Raw records
================================

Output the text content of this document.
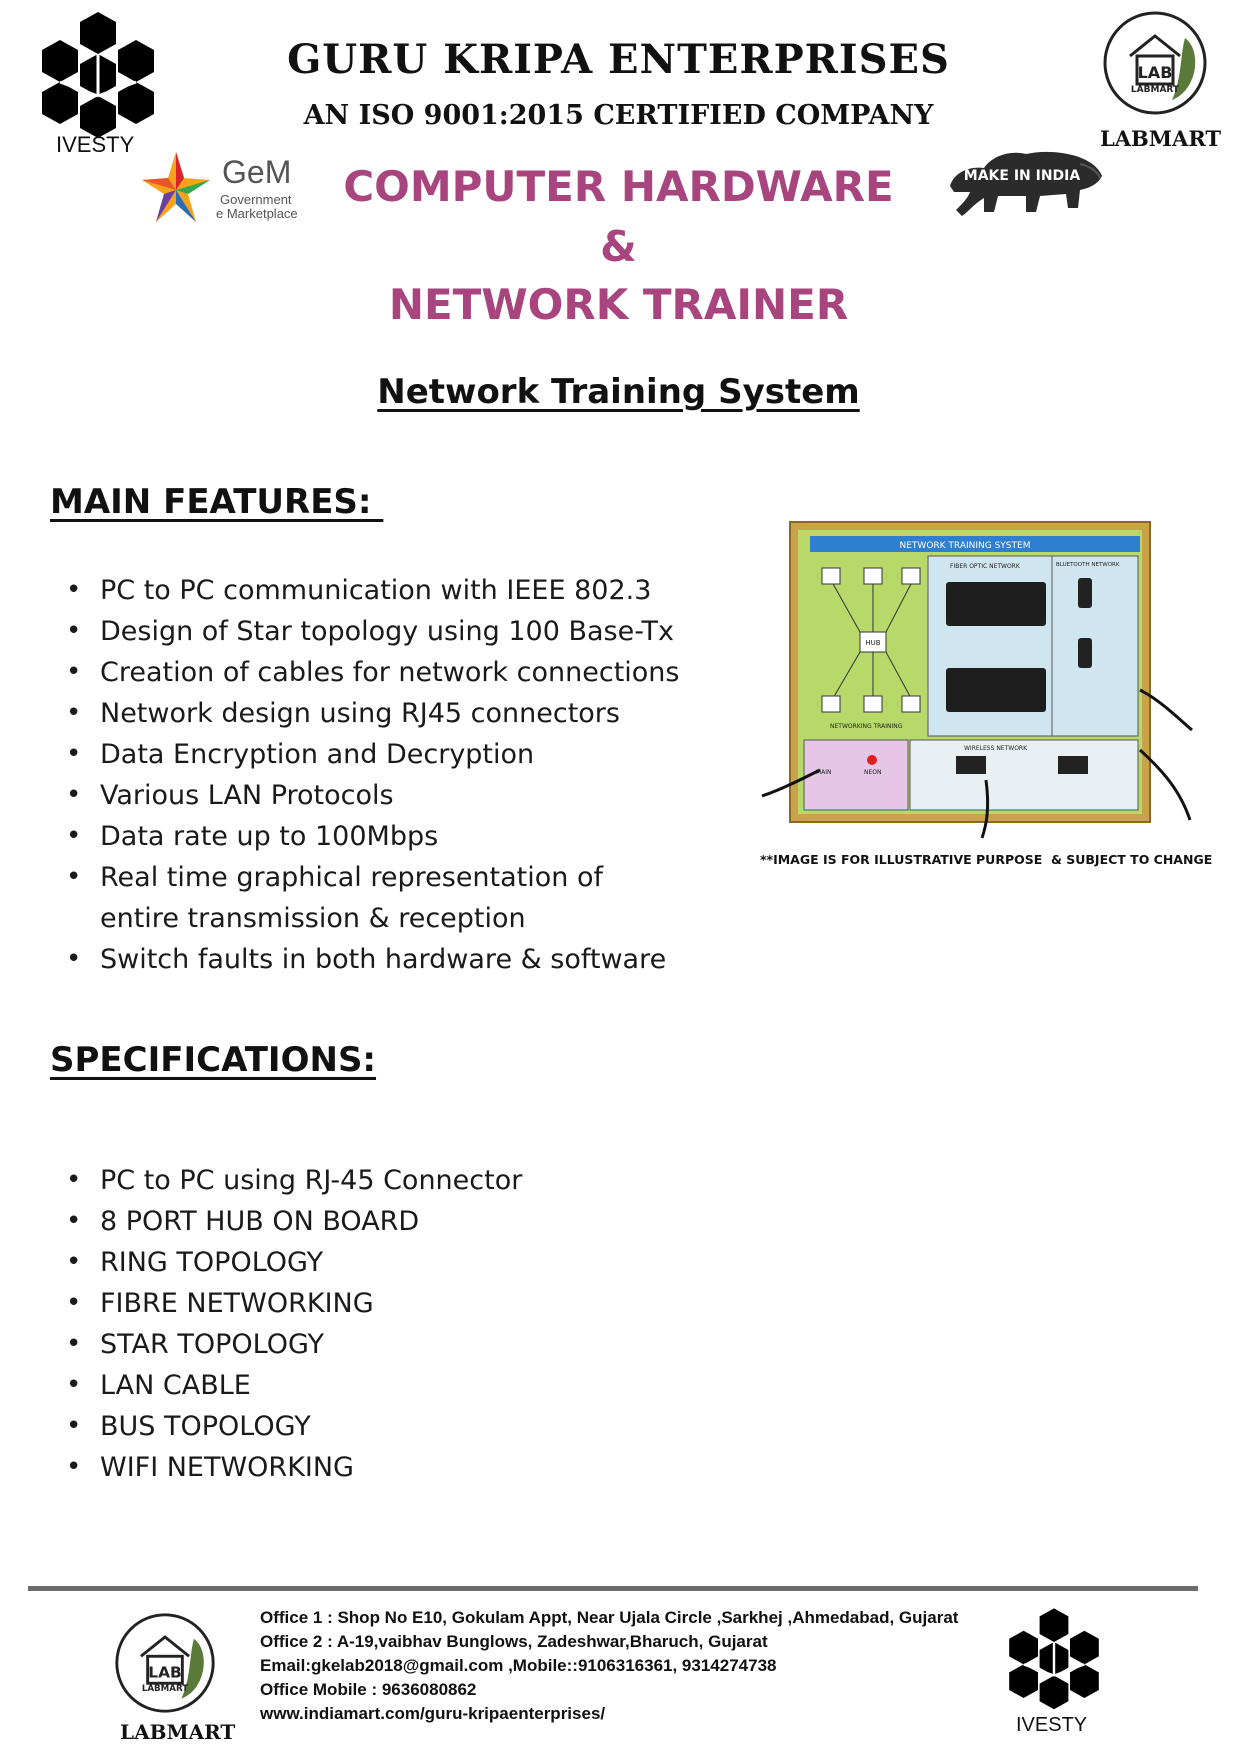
IVESTY
GeM
Government
e Marketplace
LAB
LABMART
LABMART
MAKE IN INDIA
GURU KRIPA ENTERPRISES
AN ISO 9001:2015 CERTIFIED COMPANY
COMPUTER HARDWARE
&
NETWORK TRAINER
Network Training System
MAIN FEATURES:
• PC to PC communication with IEEE 802.3
• Design of Star topology using 100 Base-Tx
• Creation of cables for network connections
• Network design using RJ45 connectors
• Data Encryption and Decryption
• Various LAN Protocols
• Data rate up to 100Mbps
• Real time graphical representation of entire transmission & reception
• Switch faults in both hardware & software
NETWORK TRAINING SYSTEM
FIBER OPTIC NETWORK	BLUETOOTH NETWORK
HUB
NETWORKING TRAINING
MAIN	NEON
WIRELESS NETWORK
**IMAGE IS FOR ILLUSTRATIVE PURPOSE  & SUBJECT TO CHANGE
SPECIFICATIONS:
• PC to PC using RJ-45 Connector
• 8 PORT HUB ON BOARD
• RING TOPOLOGY
• FIBRE NETWORKING
• STAR TOPOLOGY
• LAN CABLE
• BUS TOPOLOGY
• WIFI NETWORKING
LAB
LABMART
LABMART
Office 1 : Shop No E10, Gokulam Appt, Near Ujala Circle ,Sarkhej ,Ahmedabad, Gujarat
Office 2 : A-19,vaibhav Bunglows, Zadeshwar,Bharuch, Gujarat
Email:gkelab2018@gmail.com ,Mobile::9106316361, 9314274738
Office Mobile : 9636080862
www.indiamart.com/guru-kripaenterprises/
IVESTY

================================

• **Instructions to follow**: Among the lines of the data, identify those with the word "using". Copy each of them.

• **Written solution**:
• Design of Star topology using 100 Base-Tx
• Network design using RJ45 connectors
• PC to PC using RJ-45 Connector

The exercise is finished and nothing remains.